*Aim of the task*
How many of the lines that follow contain the word "встретил"? Give only the number.

--- Extracted entries ---

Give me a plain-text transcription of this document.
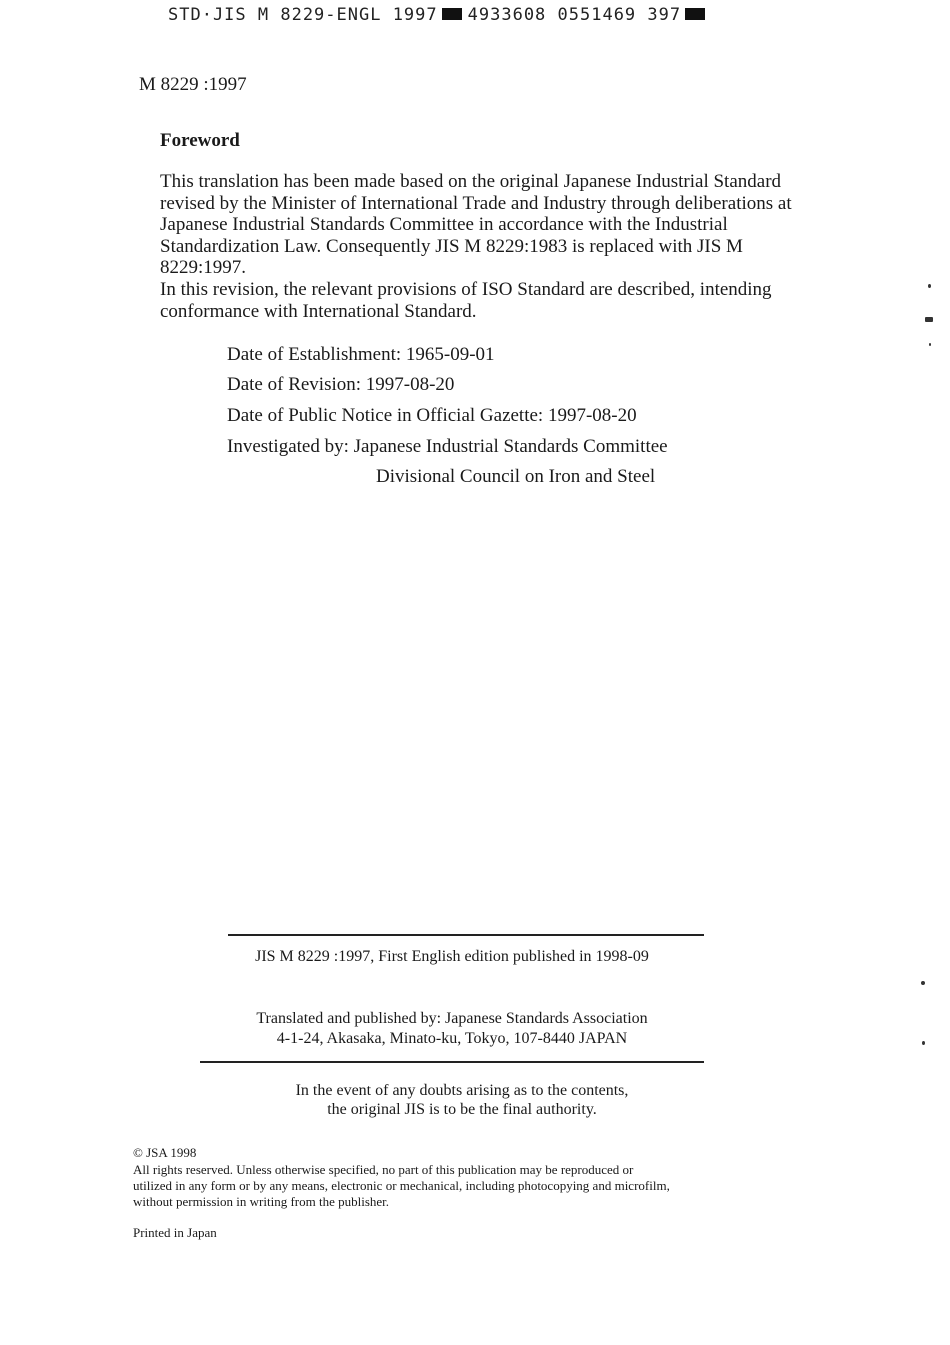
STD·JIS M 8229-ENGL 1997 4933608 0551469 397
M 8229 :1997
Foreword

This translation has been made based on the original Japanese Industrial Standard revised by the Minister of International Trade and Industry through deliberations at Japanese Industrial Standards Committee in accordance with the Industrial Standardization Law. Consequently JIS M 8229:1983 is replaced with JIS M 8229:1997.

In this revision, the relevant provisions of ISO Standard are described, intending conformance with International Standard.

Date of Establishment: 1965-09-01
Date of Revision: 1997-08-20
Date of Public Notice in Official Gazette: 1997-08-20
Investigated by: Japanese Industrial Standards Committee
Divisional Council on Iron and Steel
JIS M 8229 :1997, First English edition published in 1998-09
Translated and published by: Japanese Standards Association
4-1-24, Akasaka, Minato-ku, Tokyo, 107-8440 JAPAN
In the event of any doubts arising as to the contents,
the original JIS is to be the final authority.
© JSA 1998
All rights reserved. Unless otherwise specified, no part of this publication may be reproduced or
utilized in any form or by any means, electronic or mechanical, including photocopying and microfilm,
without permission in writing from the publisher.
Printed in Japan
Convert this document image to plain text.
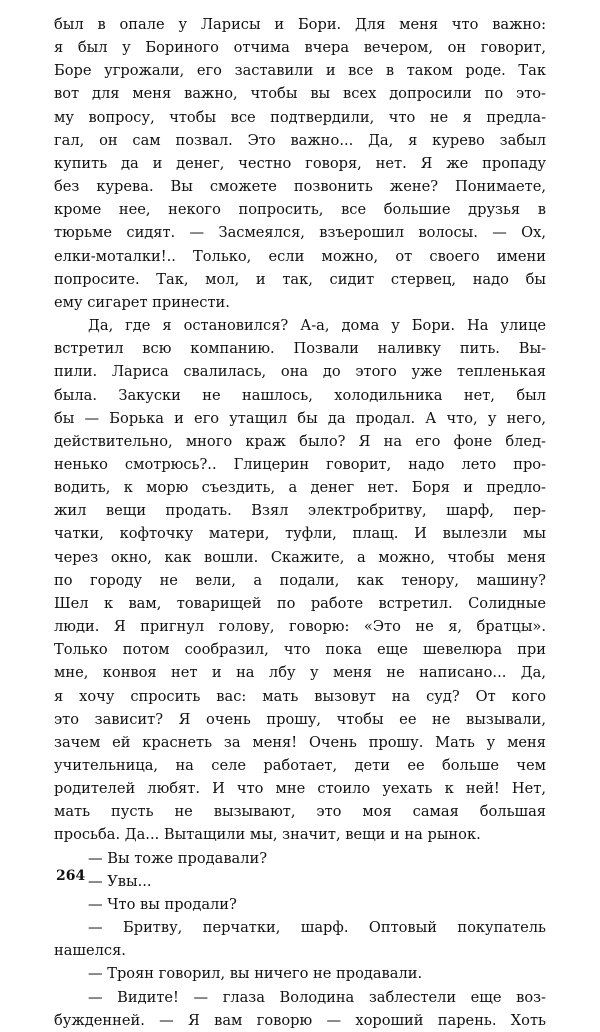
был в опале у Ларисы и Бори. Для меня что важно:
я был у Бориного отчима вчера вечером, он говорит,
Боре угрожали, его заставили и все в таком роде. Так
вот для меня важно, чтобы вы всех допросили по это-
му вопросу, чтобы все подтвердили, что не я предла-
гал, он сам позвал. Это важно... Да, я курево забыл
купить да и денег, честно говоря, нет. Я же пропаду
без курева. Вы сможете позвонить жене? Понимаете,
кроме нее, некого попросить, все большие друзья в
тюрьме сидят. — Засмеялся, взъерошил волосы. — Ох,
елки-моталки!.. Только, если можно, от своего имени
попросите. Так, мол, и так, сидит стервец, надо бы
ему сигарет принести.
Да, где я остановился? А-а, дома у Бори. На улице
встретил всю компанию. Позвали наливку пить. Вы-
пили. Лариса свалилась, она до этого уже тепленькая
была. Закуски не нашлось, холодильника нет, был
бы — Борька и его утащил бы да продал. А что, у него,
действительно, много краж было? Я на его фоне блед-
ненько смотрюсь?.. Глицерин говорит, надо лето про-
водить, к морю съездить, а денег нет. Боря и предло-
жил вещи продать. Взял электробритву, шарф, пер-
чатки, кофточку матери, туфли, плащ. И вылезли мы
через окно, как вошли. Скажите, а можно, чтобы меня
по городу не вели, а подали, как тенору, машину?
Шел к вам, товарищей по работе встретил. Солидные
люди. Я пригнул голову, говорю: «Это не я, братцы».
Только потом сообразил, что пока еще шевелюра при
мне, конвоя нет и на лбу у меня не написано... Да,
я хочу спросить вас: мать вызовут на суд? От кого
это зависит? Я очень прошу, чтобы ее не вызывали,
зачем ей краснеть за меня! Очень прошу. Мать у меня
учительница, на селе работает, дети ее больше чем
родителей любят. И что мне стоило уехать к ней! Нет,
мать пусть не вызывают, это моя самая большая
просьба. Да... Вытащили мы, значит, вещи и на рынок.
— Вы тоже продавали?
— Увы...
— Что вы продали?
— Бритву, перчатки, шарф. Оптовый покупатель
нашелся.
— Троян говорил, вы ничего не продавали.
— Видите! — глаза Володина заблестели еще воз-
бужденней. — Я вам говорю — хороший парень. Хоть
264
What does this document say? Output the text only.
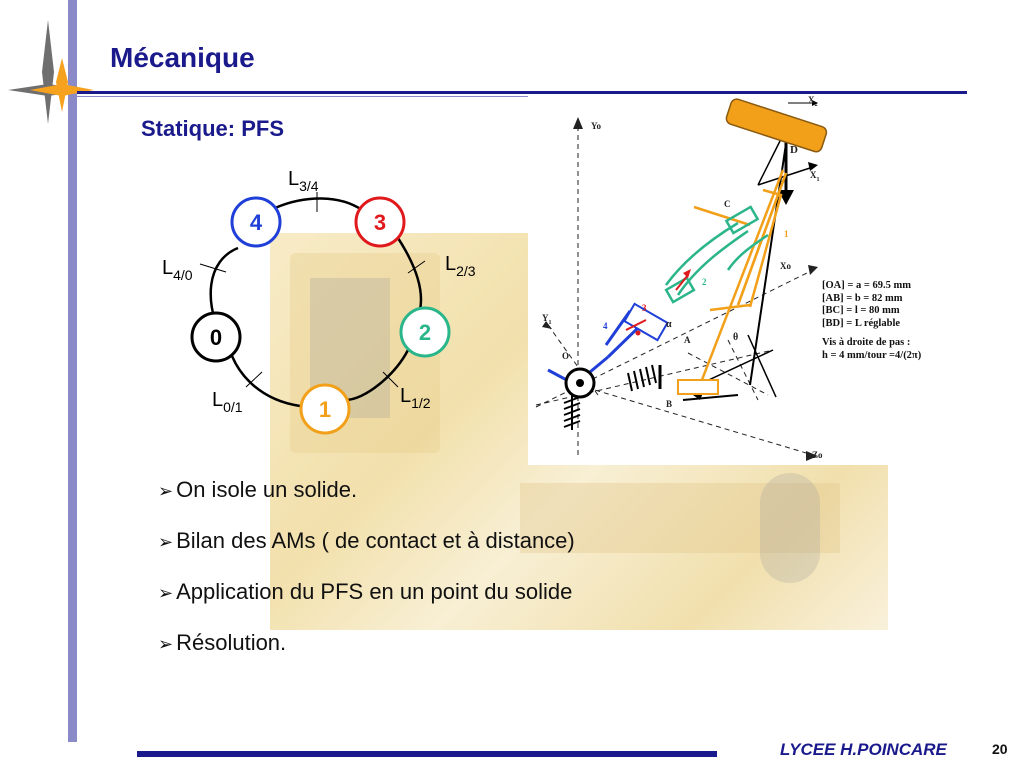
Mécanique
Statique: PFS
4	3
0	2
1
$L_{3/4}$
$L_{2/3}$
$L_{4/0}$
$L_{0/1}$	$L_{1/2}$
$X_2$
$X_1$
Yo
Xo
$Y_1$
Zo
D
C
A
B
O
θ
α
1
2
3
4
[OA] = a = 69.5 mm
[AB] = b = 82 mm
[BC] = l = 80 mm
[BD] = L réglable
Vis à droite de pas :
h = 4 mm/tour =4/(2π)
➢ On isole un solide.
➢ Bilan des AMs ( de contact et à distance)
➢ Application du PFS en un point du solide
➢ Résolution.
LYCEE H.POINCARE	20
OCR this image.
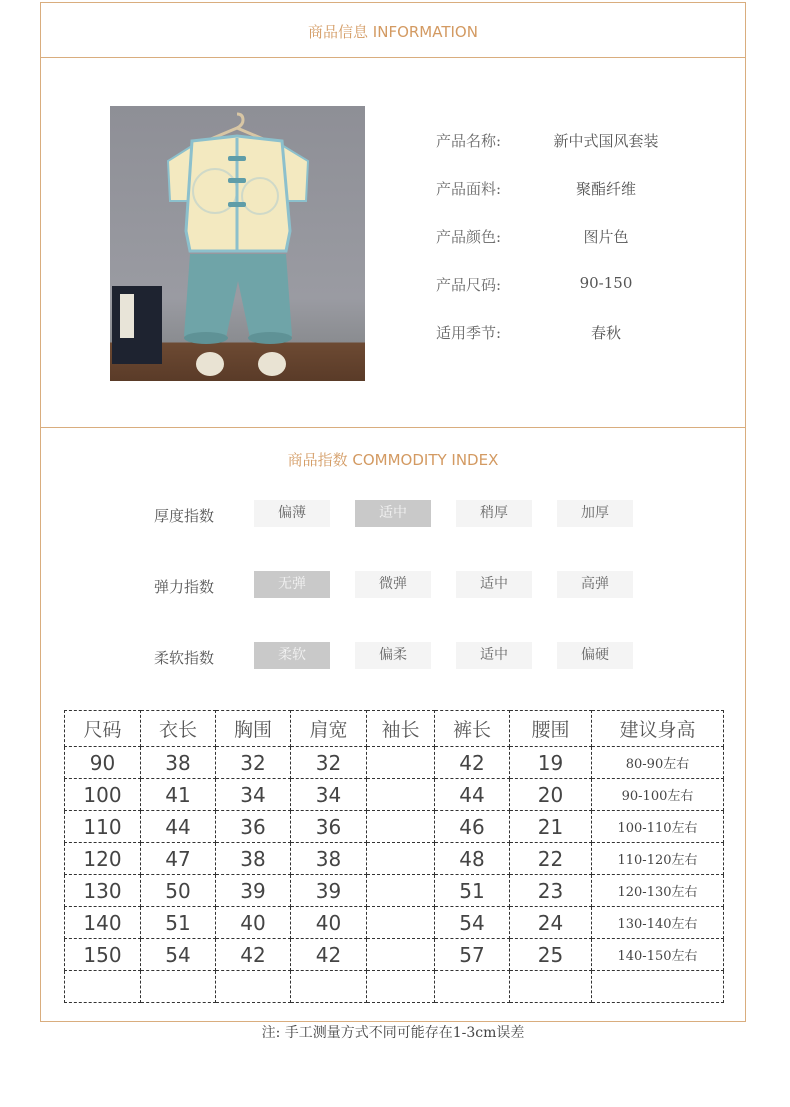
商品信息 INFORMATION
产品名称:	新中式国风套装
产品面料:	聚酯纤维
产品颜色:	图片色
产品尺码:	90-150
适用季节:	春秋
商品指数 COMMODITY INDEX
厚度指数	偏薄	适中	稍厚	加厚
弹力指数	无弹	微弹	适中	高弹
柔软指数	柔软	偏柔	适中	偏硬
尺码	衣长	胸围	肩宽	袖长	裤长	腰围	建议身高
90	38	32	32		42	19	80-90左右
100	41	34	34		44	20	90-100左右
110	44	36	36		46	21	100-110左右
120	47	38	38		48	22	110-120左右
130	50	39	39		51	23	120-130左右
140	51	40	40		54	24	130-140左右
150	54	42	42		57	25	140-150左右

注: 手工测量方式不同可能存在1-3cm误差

---

*Result of this exercise*
2